__DIRECTIONS FOR THIS TASK__:
Transcribe the records exactly. Pictures do not belong in the transcription.

__Extracted data entries__:

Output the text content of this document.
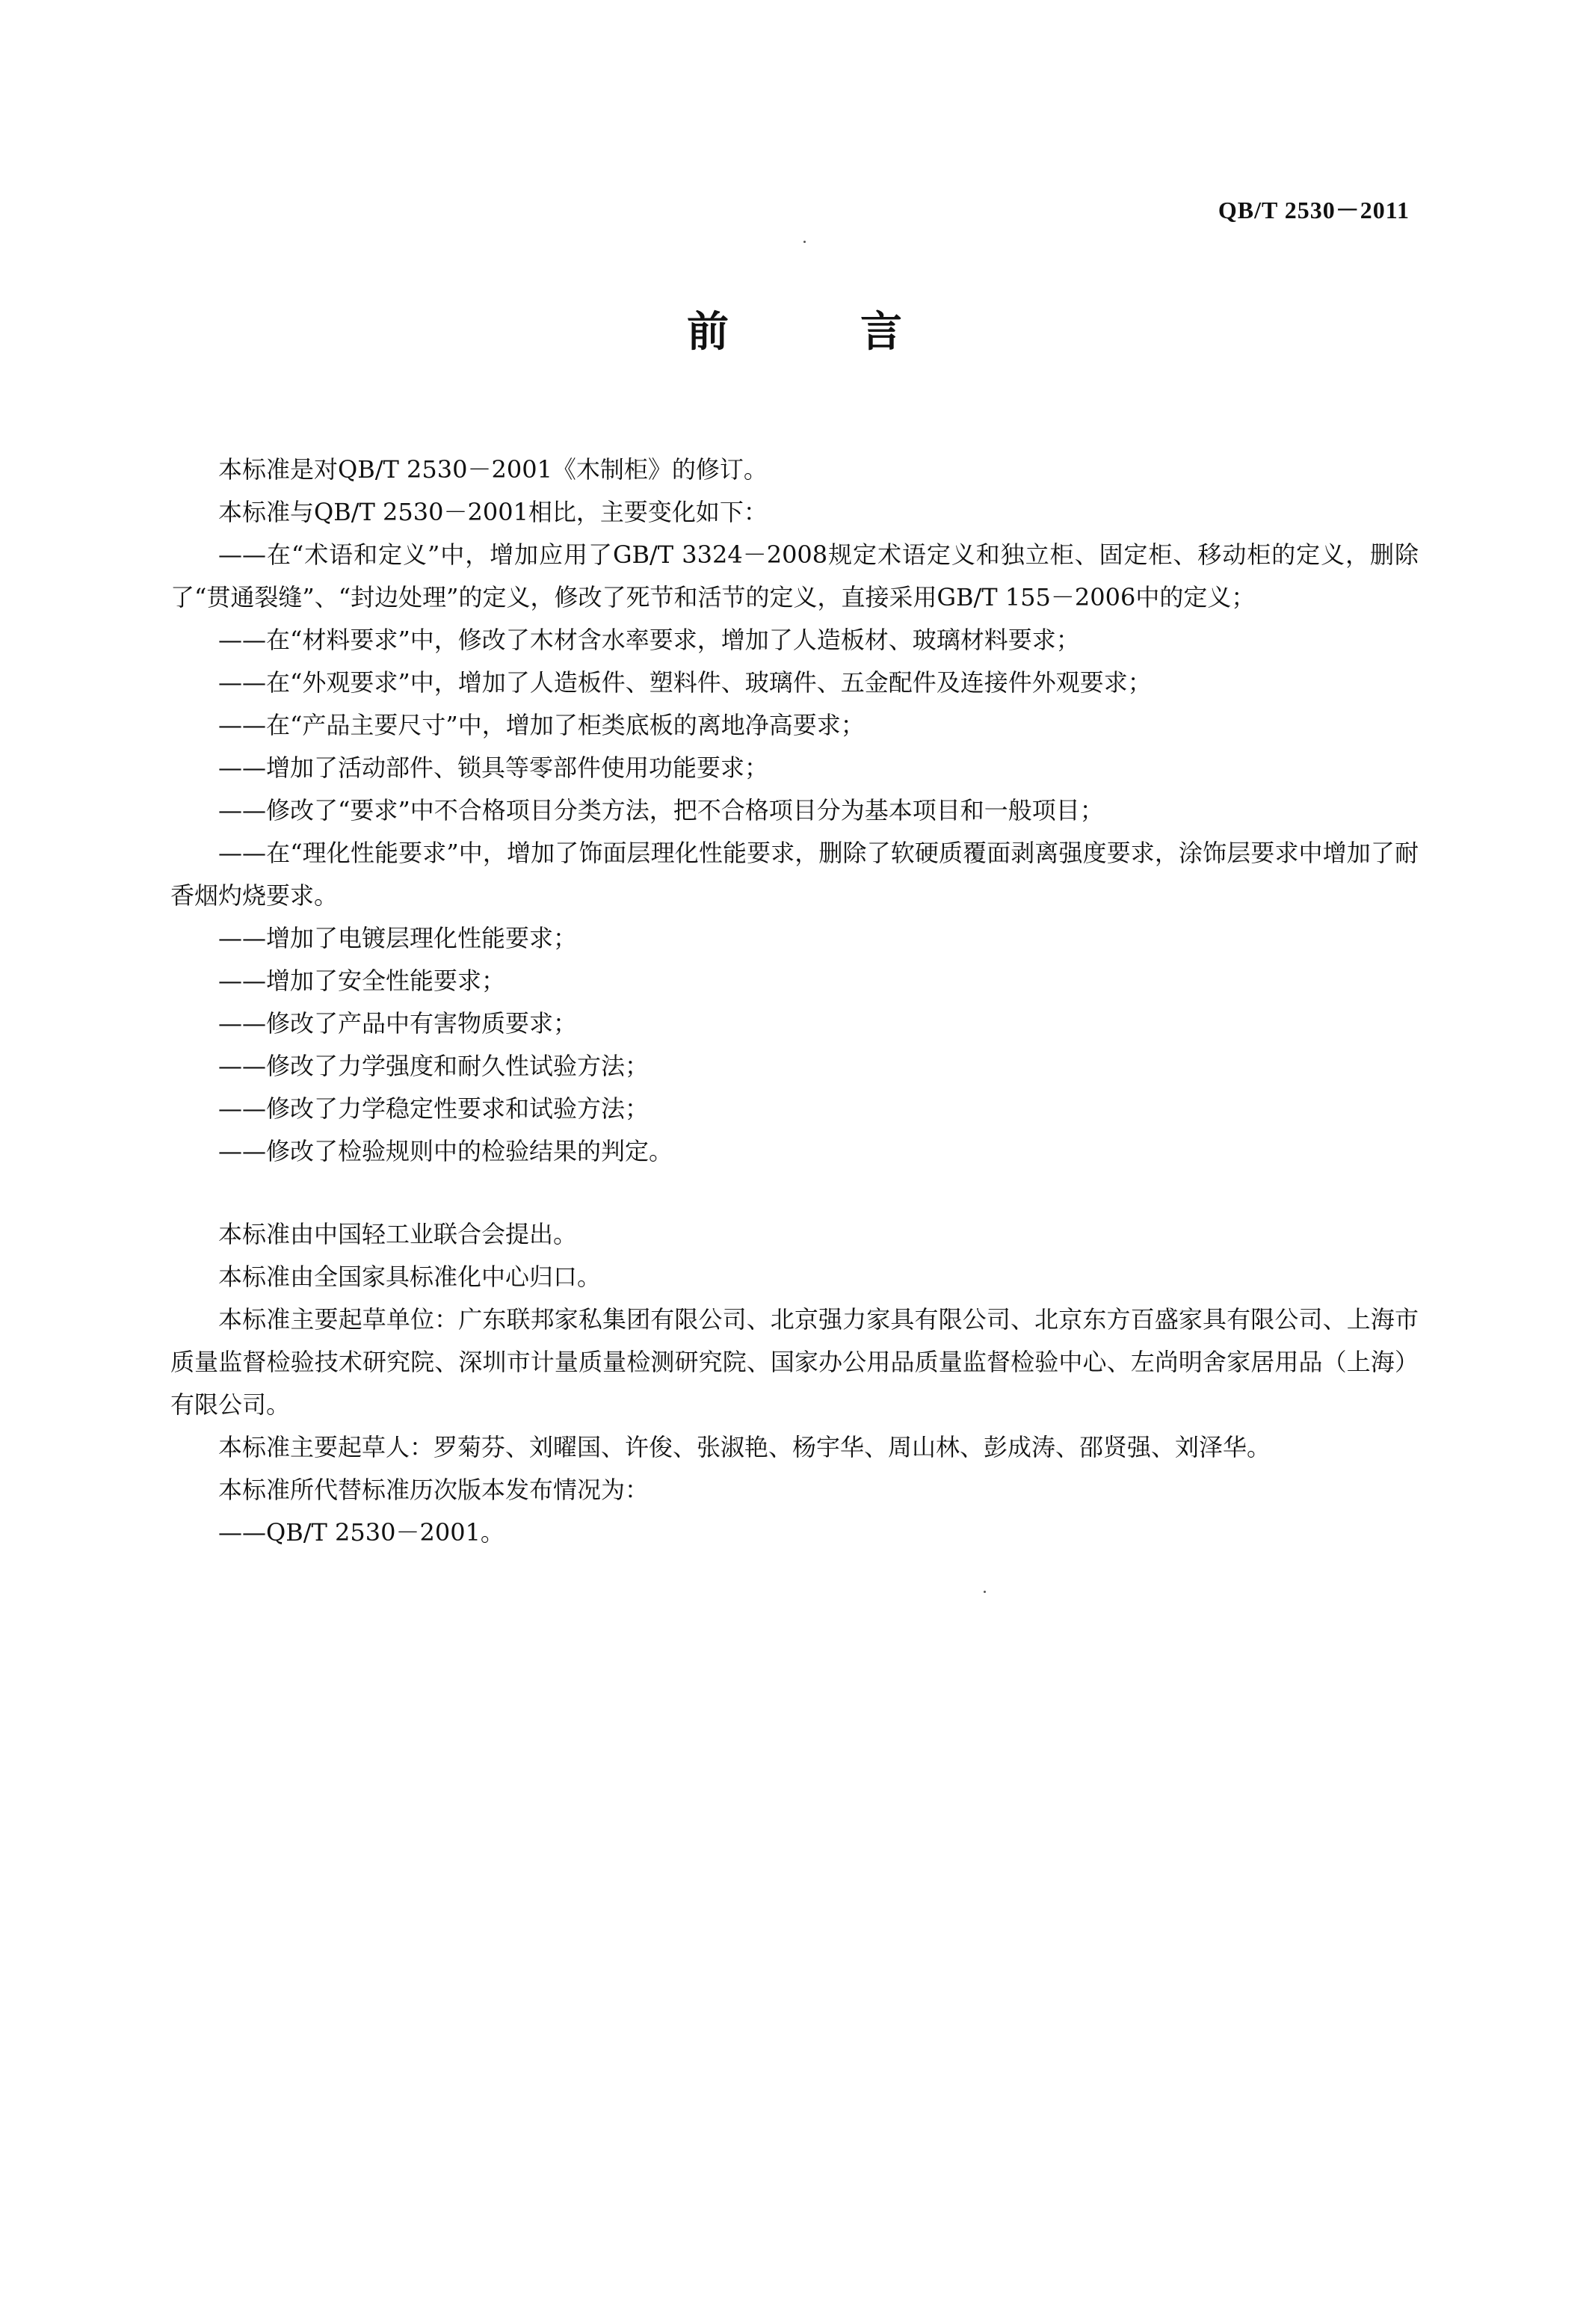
QB/T 2530－2011
前　言

本标准是对QB/T 2530－2001《木制柜》的修订。

本标准与QB/T 2530－2001相比，主要变化如下：

——在“术语和定义”中，增加应用了GB/T 3324－2008规定术语定义和独立柜、固定柜、移动柜的定义，删除了“贯通裂缝”、“封边处理”的定义，修改了死节和活节的定义，直接采用GB/T 155－2006中的定义；

——在“材料要求”中，修改了木材含水率要求，增加了人造板材、玻璃材料要求；

——在“外观要求”中，增加了人造板件、塑料件、玻璃件、五金配件及连接件外观要求；

——在“产品主要尺寸”中，增加了柜类底板的离地净高要求；

——增加了活动部件、锁具等零部件使用功能要求；

——修改了“要求”中不合格项目分类方法，把不合格项目分为基本项目和一般项目；

——在“理化性能要求”中，增加了饰面层理化性能要求，删除了软硬质覆面剥离强度要求，涂饰层要求中增加了耐香烟灼烧要求。

——增加了电镀层理化性能要求；

——增加了安全性能要求；

——修改了产品中有害物质要求；

——修改了力学强度和耐久性试验方法；

——修改了力学稳定性要求和试验方法；

——修改了检验规则中的检验结果的判定。

本标准由中国轻工业联合会提出。

本标准由全国家具标准化中心归口。

本标准主要起草单位：广东联邦家私集团有限公司、北京强力家具有限公司、北京东方百盛家具有限公司、上海市质量监督检验技术研究院、深圳市计量质量检测研究院、国家办公用品质量监督检验中心、左尚明舍家居用品（上海）有限公司。

本标准主要起草人：罗菊芬、刘曜国、许俊、张淑艳、杨宇华、周山林、彭成涛、邵贤强、刘泽华。

本标准所代替标准历次版本发布情况为：

——QB/T 2530－2001。
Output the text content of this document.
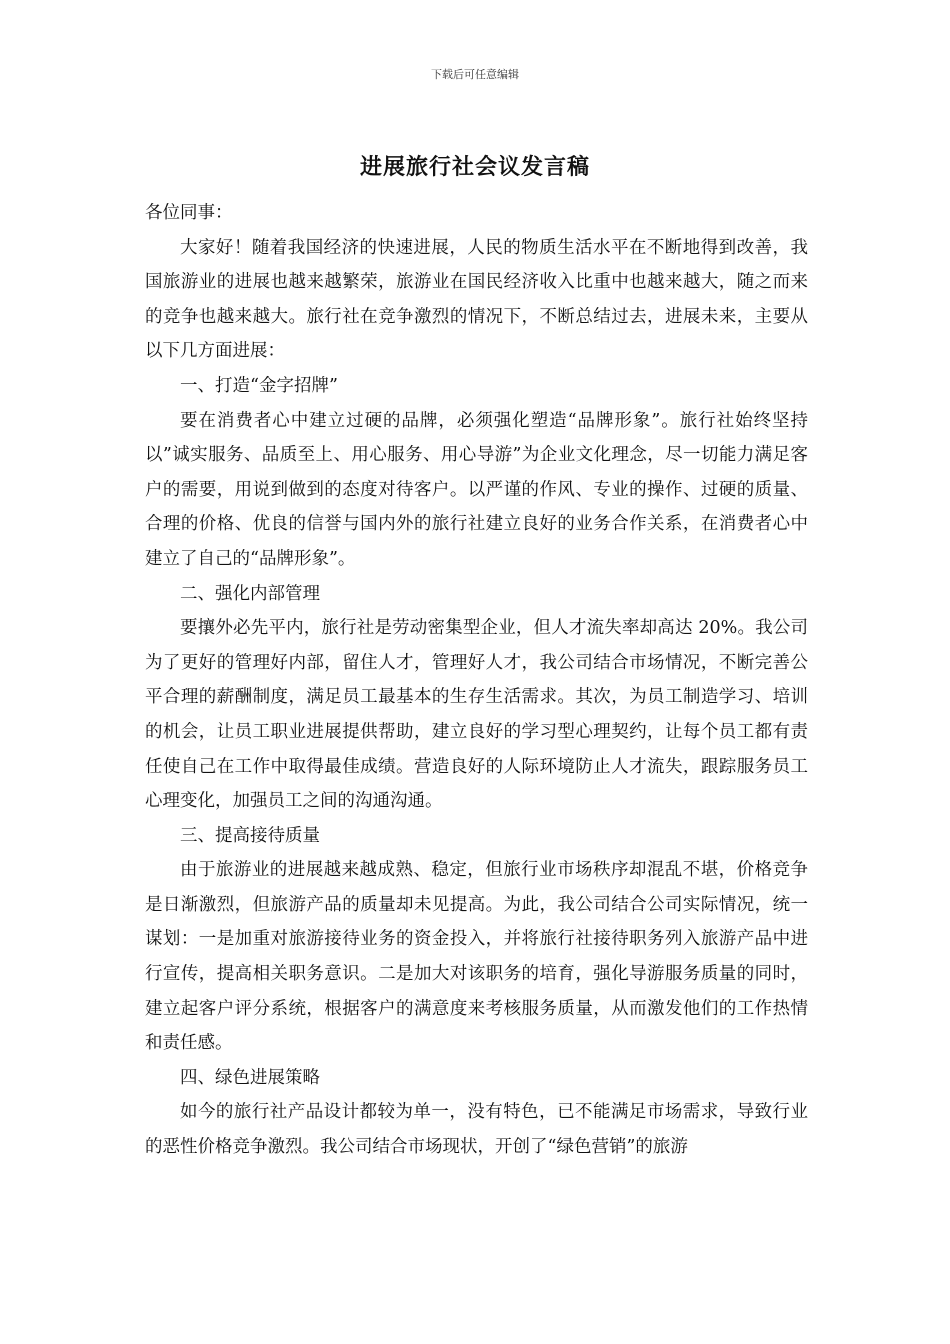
下载后可任意编辑
进展旅行社会议发言稿

各位同事：

大家好！随着我国经济的快速进展，人民的物质生活水平在不断地得到改善，我国旅游业的进展也越来越繁荣，旅游业在国民经济收入比重中也越来越大，随之而来的竞争也越来越大。旅行社在竞争激烈的情况下，不断总结过去，进展未来，主要从以下几方面进展：

一、打造“金字招牌”

要在消费者心中建立过硬的品牌，必须强化塑造“品牌形象”。旅行社始终坚持以”诚实服务、品质至上、用心服务、用心导游”为企业文化理念，尽一切能力满足客户的需要，用说到做到的态度对待客户。以严谨的作风、专业的操作、过硬的质量、合理的价格、优良的信誉与国内外的旅行社建立良好的业务合作关系，在消费者心中建立了自己的“品牌形象”。

二、强化内部管理

要攘外必先平内，旅行社是劳动密集型企业，但人才流失率却高达 20%。我公司为了更好的管理好内部，留住人才，管理好人才，我公司结合市场情况，不断完善公平合理的薪酬制度，满足员工最基本的生存生活需求。其次，为员工制造学习、培训的机会，让员工职业进展提供帮助，建立良好的学习型心理契约，让每个员工都有责任使自己在工作中取得最佳成绩。营造良好的人际环境防止人才流失，跟踪服务员工心理变化，加强员工之间的沟通沟通。

三、提高接待质量

由于旅游业的进展越来越成熟、稳定，但旅行业市场秩序却混乱不堪，价格竞争是日渐激烈，但旅游产品的质量却未见提高。为此，我公司结合公司实际情况，统一谋划：一是加重对旅游接待业务的资金投入，并将旅行社接待职务列入旅游产品中进行宣传，提高相关职务意识。二是加大对该职务的培育，强化导游服务质量的同时，建立起客户评分系统，根据客户的满意度来考核服务质量，从而激发他们的工作热情和责任感。

四、绿色进展策略

如今的旅行社产品设计都较为单一，没有特色，已不能满足市场需求，导致行业的恶性价格竞争激烈。我公司结合市场现状，开创了“绿色营销”的旅游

__TASK SOLUTION__:
Output the text content of this document.
QB/T 2530－2011
前　言

本标准是对QB/T 2530－2001《木制柜》的修订。

本标准与QB/T 2530－2001相比，主要变化如下：

——在“术语和定义”中，增加应用了GB/T 3324－2008规定术语定义和独立柜、固定柜、移动柜的定义，删除了“贯通裂缝”、“封边处理”的定义，修改了死节和活节的定义，直接采用GB/T 155－2006中的定义；

——在“材料要求”中，修改了木材含水率要求，增加了人造板材、玻璃材料要求；

——在“外观要求”中，增加了人造板件、塑料件、玻璃件、五金配件及连接件外观要求；

——在“产品主要尺寸”中，增加了柜类底板的离地净高要求；

——增加了活动部件、锁具等零部件使用功能要求；

——修改了“要求”中不合格项目分类方法，把不合格项目分为基本项目和一般项目；

——在“理化性能要求”中，增加了饰面层理化性能要求，删除了软硬质覆面剥离强度要求，涂饰层要求中增加了耐香烟灼烧要求。

——增加了电镀层理化性能要求；

——增加了安全性能要求；

——修改了产品中有害物质要求；

——修改了力学强度和耐久性试验方法；

——修改了力学稳定性要求和试验方法；

——修改了检验规则中的检验结果的判定。

本标准由中国轻工业联合会提出。

本标准由全国家具标准化中心归口。

本标准主要起草单位：广东联邦家私集团有限公司、北京强力家具有限公司、北京东方百盛家具有限公司、上海市质量监督检验技术研究院、深圳市计量质量检测研究院、国家办公用品质量监督检验中心、左尚明舍家居用品（上海）有限公司。

本标准主要起草人：罗菊芬、刘曜国、许俊、张淑艳、杨宇华、周山林、彭成涛、邵贤强、刘泽华。

本标准所代替标准历次版本发布情况为：

——QB/T 2530－2001。
Output the text content of this document.
下载后可任意编辑
进展旅行社会议发言稿

各位同事：

大家好！随着我国经济的快速进展，人民的物质生活水平在不断地得到改善，我国旅游业的进展也越来越繁荣，旅游业在国民经济收入比重中也越来越大，随之而来的竞争也越来越大。旅行社在竞争激烈的情况下，不断总结过去，进展未来，主要从以下几方面进展：

一、打造“金字招牌”

要在消费者心中建立过硬的品牌，必须强化塑造“品牌形象”。旅行社始终坚持以”诚实服务、品质至上、用心服务、用心导游”为企业文化理念，尽一切能力满足客户的需要，用说到做到的态度对待客户。以严谨的作风、专业的操作、过硬的质量、合理的价格、优良的信誉与国内外的旅行社建立良好的业务合作关系，在消费者心中建立了自己的“品牌形象”。

二、强化内部管理

要攘外必先平内，旅行社是劳动密集型企业，但人才流失率却高达 20%。我公司为了更好的管理好内部，留住人才，管理好人才，我公司结合市场情况，不断完善公平合理的薪酬制度，满足员工最基本的生存生活需求。其次，为员工制造学习、培训的机会，让员工职业进展提供帮助，建立良好的学习型心理契约，让每个员工都有责任使自己在工作中取得最佳成绩。营造良好的人际环境防止人才流失，跟踪服务员工心理变化，加强员工之间的沟通沟通。

三、提高接待质量

由于旅游业的进展越来越成熟、稳定，但旅行业市场秩序却混乱不堪，价格竞争是日渐激烈，但旅游产品的质量却未见提高。为此，我公司结合公司实际情况，统一谋划：一是加重对旅游接待业务的资金投入，并将旅行社接待职务列入旅游产品中进行宣传，提高相关职务意识。二是加大对该职务的培育，强化导游服务质量的同时，建立起客户评分系统，根据客户的满意度来考核服务质量，从而激发他们的工作热情和责任感。

四、绿色进展策略

如今的旅行社产品设计都较为单一，没有特色，已不能满足市场需求，导致行业的恶性价格竞争激烈。我公司结合市场现状，开创了“绿色营销”的旅游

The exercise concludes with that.